Your goal => Count each line in which the word "power" appears. Reply with the total and nothing more.
>> Start
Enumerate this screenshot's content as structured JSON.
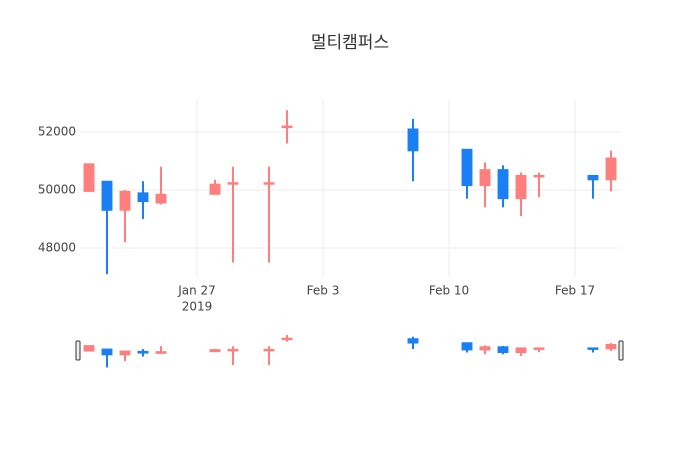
{
  "chart_data": {
    "type": "candlestick",
    "title": "멀티캠퍼스",
    "x": [
      "2019-01-21",
      "2019-01-22",
      "2019-01-23",
      "2019-01-24",
      "2019-01-25",
      "2019-01-28",
      "2019-01-29",
      "2019-01-31",
      "2019-02-01",
      "2019-02-08",
      "2019-02-11",
      "2019-02-12",
      "2019-02-13",
      "2019-02-14",
      "2019-02-15",
      "2019-02-18",
      "2019-02-19"
    ],
    "open": [
      49950,
      50300,
      49300,
      49900,
      49550,
      49850,
      50200,
      50200,
      52150,
      52100,
      51400,
      50150,
      50700,
      49700,
      50450,
      50500,
      50350
    ],
    "high": [
      50900,
      50300,
      50000,
      50300,
      50800,
      50350,
      50800,
      50800,
      52750,
      52450,
      51400,
      50950,
      50850,
      50600,
      50600,
      50500,
      51350
    ],
    "low": [
      49950,
      47100,
      48200,
      49000,
      49500,
      49850,
      47500,
      47500,
      51600,
      50300,
      49700,
      49400,
      49400,
      49100,
      49750,
      49700,
      49950
    ],
    "close": [
      50900,
      49300,
      49950,
      49600,
      49850,
      50200,
      50250,
      50250,
      52200,
      51350,
      50150,
      50700,
      49700,
      50500,
      50500,
      50350,
      51100
    ],
    "increasing_color": "#ff7f7f",
    "decreasing_color": "#1a7ff5",
    "xlim": [
      "2019-01-20T12:00",
      "2019-02-19T12:00"
    ],
    "xticks": [
      {
        "value": "2019-01-27",
        "label": "Jan 27"
      },
      {
        "value": "2019-02-03",
        "label": "Feb 3"
      },
      {
        "value": "2019-02-10",
        "label": "Feb 10"
      },
      {
        "value": "2019-02-17",
        "label": "Feb 17"
      }
    ],
    "x_year_label": "2019",
    "ylim": [
      47000,
      53100
    ],
    "yticks": [
      48000,
      50000,
      52000
    ],
    "grid": true,
    "rangeslider": true
  }
}
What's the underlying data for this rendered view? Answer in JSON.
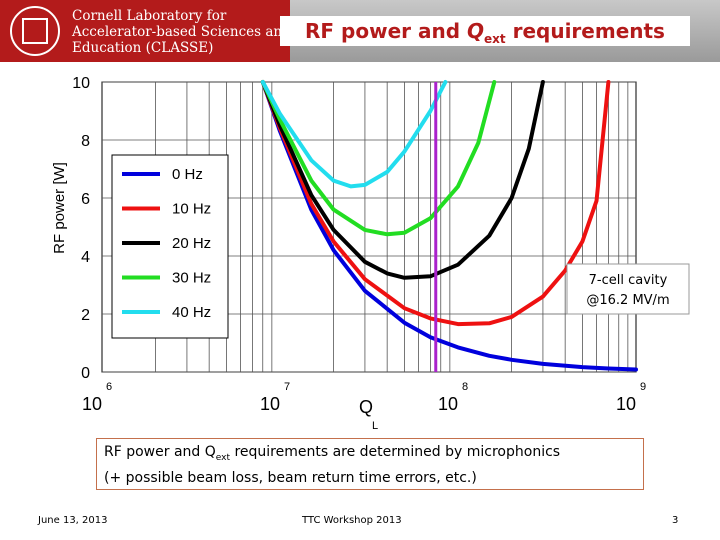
{
  "header": {
    "org_lines": [
      "Cornell Laboratory for",
      "Accelerator-based Sciences and",
      "Education (CLASSE)"
    ],
    "title_part1": "RF power and ",
    "title_q": "Q",
    "title_sub": "ext",
    "title_part2": " requirements",
    "seal_label": "Cornell University seal"
  },
  "chart_data": {
    "type": "line",
    "title": "",
    "xlabel": "Q",
    "xlabel_sub": "L",
    "ylabel": "RF power [W]",
    "x_scale": "log",
    "xlim": [
      1000000,
      1000000000
    ],
    "ylim": [
      0,
      10
    ],
    "x_ticks": [
      {
        "value": 1000000,
        "base": "10",
        "exp": "6"
      },
      {
        "value": 10000000,
        "base": "10",
        "exp": "7"
      },
      {
        "value": 100000000,
        "base": "10",
        "exp": "8"
      },
      {
        "value": 1000000000,
        "base": "10",
        "exp": "9"
      }
    ],
    "y_ticks": [
      "0",
      "2",
      "4",
      "6",
      "8",
      "10"
    ],
    "grid": true,
    "legend_position": "top-left",
    "series": [
      {
        "name": "0 Hz",
        "color": "#0000dd",
        "x": [
          8000000,
          10000000,
          15000000,
          20000000,
          30000000,
          50000000,
          70000000,
          100000000,
          150000000,
          200000000,
          300000000,
          500000000,
          700000000,
          1000000000
        ],
        "y": [
          10,
          8.3,
          5.6,
          4.2,
          2.8,
          1.7,
          1.2,
          0.85,
          0.56,
          0.42,
          0.28,
          0.17,
          0.12,
          0.085
        ]
      },
      {
        "name": "10 Hz",
        "color": "#ee1111",
        "x": [
          8000000,
          10000000,
          15000000,
          20000000,
          30000000,
          50000000,
          70000000,
          100000000,
          150000000,
          200000000,
          300000000,
          400000000,
          500000000,
          600000000,
          700000000
        ],
        "y": [
          10,
          8.4,
          5.8,
          4.5,
          3.2,
          2.2,
          1.85,
          1.65,
          1.68,
          1.9,
          2.6,
          3.5,
          4.5,
          5.9,
          10
        ]
      },
      {
        "name": "20 Hz",
        "color": "#000000",
        "x": [
          8000000,
          10000000,
          15000000,
          20000000,
          30000000,
          40000000,
          50000000,
          70000000,
          100000000,
          150000000,
          200000000,
          250000000,
          300000000
        ],
        "y": [
          10,
          8.5,
          6.1,
          4.9,
          3.8,
          3.4,
          3.25,
          3.3,
          3.7,
          4.7,
          6.0,
          7.7,
          10
        ]
      },
      {
        "name": "30 Hz",
        "color": "#22dd22",
        "x": [
          8000000,
          10000000,
          15000000,
          20000000,
          30000000,
          40000000,
          50000000,
          70000000,
          100000000,
          130000000,
          160000000
        ],
        "y": [
          10,
          8.7,
          6.6,
          5.6,
          4.9,
          4.75,
          4.8,
          5.3,
          6.4,
          7.9,
          10
        ]
      },
      {
        "name": "40 Hz",
        "color": "#22ddee",
        "x": [
          8000000,
          10000000,
          15000000,
          20000000,
          25000000,
          30000000,
          40000000,
          50000000,
          70000000,
          85000000
        ],
        "y": [
          10,
          8.9,
          7.3,
          6.6,
          6.4,
          6.45,
          6.9,
          7.6,
          9.0,
          10
        ]
      }
    ],
    "marker_line": {
      "x": 75000000,
      "color": "#aa22cc"
    },
    "annotation_lines": [
      "7-cell cavity",
      "@16.2 MV/m"
    ]
  },
  "note": {
    "line1_a": "RF power and Q",
    "line1_sub": "ext",
    "line1_b": " requirements are determined by microphonics",
    "line2": "(+ possible beam loss, beam return time errors, etc.)"
  },
  "footer": {
    "date": "June 13, 2013",
    "center": "TTC Workshop 2013",
    "page": "3"
  }
}
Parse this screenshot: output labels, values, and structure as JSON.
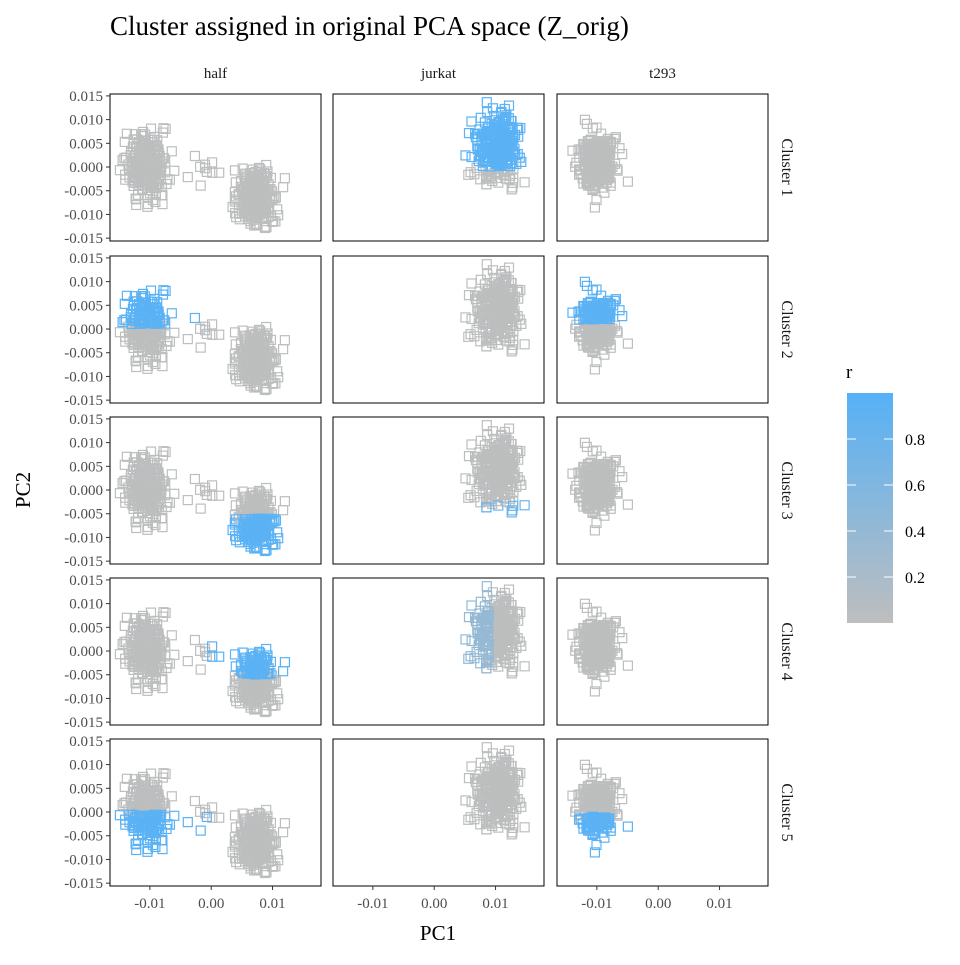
>> End
Exercise result => 3